Task description :: Locate the lines where "减负赋能" occurs and copy them as they stand.

Given records ::
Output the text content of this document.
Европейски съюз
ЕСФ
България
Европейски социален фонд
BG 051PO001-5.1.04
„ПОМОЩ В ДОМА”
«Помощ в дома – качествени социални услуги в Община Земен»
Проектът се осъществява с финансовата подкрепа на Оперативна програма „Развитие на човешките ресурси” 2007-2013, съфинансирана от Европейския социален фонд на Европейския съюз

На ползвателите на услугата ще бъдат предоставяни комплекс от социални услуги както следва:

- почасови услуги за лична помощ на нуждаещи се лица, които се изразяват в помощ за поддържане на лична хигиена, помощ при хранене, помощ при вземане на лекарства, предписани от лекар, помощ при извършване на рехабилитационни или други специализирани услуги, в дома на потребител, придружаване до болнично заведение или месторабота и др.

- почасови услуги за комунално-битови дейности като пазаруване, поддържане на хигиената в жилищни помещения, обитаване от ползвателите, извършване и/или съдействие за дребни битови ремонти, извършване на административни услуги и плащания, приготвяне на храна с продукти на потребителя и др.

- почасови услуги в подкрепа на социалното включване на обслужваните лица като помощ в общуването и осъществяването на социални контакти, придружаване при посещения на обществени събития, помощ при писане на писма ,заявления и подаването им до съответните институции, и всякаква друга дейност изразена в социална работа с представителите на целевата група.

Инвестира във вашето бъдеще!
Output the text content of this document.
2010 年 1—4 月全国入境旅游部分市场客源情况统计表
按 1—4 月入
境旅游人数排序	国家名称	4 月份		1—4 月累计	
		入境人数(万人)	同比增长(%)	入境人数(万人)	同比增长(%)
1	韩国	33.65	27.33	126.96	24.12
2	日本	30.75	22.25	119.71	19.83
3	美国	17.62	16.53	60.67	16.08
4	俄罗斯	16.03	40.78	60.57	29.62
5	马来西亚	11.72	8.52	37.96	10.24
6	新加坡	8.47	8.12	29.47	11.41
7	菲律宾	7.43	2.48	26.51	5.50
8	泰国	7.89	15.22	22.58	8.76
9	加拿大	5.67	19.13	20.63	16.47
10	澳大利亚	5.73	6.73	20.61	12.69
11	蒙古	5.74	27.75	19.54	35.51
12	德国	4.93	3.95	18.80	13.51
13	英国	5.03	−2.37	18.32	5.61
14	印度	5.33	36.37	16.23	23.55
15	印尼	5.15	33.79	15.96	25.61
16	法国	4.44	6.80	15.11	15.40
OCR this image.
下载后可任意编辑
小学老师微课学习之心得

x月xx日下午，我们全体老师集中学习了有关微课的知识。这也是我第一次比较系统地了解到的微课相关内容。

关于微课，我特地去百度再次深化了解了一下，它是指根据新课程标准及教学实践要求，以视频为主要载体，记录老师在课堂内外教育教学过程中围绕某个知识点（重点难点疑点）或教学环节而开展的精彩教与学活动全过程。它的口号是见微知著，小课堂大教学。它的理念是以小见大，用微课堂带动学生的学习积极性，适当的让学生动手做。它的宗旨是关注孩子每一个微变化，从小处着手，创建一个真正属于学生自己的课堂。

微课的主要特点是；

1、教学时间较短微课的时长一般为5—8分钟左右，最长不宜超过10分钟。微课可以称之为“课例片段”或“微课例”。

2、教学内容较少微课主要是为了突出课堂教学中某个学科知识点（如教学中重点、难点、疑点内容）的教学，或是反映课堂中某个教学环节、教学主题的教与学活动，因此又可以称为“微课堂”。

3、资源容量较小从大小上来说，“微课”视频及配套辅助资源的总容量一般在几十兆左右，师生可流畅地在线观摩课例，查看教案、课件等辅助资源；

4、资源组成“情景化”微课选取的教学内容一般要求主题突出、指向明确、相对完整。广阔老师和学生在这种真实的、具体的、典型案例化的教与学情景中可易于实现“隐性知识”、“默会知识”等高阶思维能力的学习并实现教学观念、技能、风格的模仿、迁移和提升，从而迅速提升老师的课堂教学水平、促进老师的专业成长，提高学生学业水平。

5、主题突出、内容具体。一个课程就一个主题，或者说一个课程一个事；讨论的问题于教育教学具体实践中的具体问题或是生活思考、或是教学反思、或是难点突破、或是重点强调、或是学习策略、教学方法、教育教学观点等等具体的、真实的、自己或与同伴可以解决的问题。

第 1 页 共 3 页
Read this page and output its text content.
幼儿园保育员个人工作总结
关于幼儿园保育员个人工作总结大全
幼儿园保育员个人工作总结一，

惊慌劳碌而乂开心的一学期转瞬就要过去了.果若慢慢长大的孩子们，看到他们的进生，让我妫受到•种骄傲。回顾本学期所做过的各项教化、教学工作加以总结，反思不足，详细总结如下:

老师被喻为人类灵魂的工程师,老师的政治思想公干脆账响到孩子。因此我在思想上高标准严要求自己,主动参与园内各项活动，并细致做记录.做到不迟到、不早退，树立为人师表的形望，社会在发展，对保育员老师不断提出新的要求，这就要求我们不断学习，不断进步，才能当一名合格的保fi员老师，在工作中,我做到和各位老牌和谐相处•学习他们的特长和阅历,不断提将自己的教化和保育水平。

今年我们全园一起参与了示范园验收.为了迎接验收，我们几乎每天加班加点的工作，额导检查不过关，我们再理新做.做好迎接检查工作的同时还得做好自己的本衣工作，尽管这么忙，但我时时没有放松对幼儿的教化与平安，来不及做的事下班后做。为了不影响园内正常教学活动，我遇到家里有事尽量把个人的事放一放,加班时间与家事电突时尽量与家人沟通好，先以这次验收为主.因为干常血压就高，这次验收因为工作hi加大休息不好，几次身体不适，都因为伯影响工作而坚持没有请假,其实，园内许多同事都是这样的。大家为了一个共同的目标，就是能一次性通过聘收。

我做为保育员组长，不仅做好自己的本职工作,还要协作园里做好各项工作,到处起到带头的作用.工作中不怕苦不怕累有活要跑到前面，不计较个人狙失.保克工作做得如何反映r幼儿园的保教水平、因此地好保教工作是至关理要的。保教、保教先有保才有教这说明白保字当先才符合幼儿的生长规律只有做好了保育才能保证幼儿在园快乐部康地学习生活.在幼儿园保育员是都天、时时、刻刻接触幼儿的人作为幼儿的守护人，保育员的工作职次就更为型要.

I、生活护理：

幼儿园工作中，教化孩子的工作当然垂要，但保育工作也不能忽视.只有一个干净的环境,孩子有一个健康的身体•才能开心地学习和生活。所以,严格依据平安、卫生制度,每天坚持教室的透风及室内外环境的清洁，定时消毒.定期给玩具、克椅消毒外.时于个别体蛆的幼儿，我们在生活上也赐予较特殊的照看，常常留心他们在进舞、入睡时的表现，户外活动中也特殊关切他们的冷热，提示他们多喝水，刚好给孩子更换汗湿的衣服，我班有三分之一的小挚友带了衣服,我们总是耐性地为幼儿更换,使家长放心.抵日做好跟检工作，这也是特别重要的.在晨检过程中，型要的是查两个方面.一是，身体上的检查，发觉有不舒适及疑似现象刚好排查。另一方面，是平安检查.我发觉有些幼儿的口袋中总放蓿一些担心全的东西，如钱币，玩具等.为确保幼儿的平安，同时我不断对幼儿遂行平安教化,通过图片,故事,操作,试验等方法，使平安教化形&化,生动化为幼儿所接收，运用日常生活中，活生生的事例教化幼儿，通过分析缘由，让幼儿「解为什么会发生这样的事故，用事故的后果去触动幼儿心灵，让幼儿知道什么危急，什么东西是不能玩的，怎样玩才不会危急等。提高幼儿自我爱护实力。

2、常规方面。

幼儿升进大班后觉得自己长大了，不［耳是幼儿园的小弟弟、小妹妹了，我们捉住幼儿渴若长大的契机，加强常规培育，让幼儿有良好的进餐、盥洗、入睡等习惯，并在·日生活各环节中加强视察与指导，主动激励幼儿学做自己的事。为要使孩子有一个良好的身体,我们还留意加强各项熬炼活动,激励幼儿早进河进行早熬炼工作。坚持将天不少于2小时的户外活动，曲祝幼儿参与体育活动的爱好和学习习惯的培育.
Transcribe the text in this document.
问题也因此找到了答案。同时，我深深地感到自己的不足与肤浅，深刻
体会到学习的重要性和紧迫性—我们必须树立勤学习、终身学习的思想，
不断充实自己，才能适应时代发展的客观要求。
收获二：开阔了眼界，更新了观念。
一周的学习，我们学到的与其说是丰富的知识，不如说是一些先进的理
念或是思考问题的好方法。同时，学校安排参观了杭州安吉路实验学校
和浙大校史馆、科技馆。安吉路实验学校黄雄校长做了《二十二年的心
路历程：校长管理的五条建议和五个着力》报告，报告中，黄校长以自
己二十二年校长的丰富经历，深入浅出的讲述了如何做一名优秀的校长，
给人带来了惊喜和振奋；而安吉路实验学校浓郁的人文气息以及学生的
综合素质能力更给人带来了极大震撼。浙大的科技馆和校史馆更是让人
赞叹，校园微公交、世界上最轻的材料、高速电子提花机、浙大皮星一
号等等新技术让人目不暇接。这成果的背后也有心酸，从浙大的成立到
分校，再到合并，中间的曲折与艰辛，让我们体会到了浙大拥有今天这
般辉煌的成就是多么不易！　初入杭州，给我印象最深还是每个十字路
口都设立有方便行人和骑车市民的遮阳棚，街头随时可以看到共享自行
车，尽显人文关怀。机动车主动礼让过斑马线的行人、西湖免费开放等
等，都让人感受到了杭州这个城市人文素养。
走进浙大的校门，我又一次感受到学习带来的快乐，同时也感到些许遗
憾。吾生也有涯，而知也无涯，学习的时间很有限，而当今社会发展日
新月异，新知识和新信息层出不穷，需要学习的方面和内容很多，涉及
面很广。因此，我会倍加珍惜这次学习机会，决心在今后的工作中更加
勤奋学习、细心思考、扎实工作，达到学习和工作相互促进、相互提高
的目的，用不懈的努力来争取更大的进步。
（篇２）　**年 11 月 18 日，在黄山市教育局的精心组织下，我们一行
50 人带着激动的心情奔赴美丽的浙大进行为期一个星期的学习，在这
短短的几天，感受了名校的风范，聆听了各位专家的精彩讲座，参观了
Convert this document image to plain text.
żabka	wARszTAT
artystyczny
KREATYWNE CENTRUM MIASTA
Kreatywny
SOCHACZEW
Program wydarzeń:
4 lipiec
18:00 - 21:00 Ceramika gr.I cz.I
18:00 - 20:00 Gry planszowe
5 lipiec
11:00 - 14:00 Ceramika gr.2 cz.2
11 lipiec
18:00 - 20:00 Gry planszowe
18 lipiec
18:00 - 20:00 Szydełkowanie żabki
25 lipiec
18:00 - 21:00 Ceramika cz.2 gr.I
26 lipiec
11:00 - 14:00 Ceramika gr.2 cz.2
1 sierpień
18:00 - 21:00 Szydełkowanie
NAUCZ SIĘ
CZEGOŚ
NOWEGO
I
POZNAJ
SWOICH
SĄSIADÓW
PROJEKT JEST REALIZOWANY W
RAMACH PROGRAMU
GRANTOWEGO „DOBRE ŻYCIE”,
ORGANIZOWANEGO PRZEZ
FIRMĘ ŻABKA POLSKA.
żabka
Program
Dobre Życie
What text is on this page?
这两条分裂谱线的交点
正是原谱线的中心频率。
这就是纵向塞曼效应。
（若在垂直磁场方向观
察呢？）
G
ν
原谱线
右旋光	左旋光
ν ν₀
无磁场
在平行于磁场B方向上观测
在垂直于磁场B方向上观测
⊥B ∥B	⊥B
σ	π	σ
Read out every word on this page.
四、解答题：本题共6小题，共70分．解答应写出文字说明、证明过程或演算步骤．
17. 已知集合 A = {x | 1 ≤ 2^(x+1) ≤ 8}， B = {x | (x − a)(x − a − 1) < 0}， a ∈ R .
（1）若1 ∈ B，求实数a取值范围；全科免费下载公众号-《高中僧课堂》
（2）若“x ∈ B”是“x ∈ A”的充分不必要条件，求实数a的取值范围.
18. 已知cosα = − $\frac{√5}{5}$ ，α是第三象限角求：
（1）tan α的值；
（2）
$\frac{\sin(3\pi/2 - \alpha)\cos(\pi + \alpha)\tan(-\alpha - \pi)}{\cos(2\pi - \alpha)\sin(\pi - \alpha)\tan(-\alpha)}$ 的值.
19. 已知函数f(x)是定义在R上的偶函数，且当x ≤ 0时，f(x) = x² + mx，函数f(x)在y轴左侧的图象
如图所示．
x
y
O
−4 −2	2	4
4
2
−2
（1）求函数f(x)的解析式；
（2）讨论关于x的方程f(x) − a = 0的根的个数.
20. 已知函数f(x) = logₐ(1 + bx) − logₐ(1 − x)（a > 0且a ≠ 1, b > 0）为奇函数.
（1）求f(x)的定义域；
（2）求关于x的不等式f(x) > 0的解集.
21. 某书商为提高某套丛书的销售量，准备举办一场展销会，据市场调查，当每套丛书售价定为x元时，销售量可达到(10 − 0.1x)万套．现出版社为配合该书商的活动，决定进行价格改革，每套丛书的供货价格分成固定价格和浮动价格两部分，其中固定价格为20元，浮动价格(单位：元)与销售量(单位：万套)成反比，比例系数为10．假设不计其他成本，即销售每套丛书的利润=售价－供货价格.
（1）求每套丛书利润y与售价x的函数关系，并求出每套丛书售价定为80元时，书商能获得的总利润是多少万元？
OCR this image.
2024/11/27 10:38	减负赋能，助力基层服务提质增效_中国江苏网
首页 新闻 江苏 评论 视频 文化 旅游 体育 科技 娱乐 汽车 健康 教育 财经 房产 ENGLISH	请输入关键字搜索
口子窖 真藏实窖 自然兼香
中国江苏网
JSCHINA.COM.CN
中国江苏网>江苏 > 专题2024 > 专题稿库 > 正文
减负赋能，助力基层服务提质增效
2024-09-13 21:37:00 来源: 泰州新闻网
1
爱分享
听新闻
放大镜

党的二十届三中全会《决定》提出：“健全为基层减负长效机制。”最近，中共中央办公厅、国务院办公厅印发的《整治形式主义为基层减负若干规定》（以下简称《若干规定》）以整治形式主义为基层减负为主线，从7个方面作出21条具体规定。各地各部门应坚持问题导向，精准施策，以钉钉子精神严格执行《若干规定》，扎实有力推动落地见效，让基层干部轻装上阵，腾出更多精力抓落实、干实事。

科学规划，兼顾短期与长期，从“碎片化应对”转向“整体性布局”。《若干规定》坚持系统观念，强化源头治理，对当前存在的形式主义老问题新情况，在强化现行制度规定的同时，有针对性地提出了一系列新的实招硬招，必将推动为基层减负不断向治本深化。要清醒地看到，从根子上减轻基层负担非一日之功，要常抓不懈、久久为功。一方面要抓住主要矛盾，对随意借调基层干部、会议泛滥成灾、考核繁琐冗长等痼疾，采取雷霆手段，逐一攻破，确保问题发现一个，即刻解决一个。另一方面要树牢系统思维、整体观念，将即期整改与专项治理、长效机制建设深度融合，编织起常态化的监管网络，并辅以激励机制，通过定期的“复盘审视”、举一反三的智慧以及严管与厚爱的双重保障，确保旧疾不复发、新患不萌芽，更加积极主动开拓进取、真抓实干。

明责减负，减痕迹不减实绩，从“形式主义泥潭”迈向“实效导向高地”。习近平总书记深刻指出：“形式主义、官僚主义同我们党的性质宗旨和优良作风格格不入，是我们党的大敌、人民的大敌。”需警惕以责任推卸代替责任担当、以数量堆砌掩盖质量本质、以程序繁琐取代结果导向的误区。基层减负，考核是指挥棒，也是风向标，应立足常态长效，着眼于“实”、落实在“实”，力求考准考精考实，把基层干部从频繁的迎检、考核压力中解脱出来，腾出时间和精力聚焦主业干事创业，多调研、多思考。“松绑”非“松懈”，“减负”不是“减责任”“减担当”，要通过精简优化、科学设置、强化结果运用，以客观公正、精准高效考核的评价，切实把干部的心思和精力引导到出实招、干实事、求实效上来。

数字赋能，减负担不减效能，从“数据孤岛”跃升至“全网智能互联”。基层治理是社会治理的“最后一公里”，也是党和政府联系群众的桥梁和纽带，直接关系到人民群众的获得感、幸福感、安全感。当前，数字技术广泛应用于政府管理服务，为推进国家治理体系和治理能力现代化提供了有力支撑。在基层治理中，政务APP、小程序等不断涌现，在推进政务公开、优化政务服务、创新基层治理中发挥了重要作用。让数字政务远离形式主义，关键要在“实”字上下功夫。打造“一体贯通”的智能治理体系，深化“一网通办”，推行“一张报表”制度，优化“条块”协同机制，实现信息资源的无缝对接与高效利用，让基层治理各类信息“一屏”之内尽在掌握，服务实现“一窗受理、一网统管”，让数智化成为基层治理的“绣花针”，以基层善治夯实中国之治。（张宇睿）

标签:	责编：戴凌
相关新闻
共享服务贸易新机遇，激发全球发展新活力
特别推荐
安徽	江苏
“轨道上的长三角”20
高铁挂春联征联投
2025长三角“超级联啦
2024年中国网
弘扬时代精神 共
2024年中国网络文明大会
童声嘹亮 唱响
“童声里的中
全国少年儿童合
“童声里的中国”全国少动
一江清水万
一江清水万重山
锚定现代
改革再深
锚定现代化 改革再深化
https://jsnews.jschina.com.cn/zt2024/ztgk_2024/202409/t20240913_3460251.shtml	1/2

Exercise response ::
2024/11/27 10:38	减负赋能，助力基层服务提质增效_中国江苏网
减负赋能，助力基层服务提质增效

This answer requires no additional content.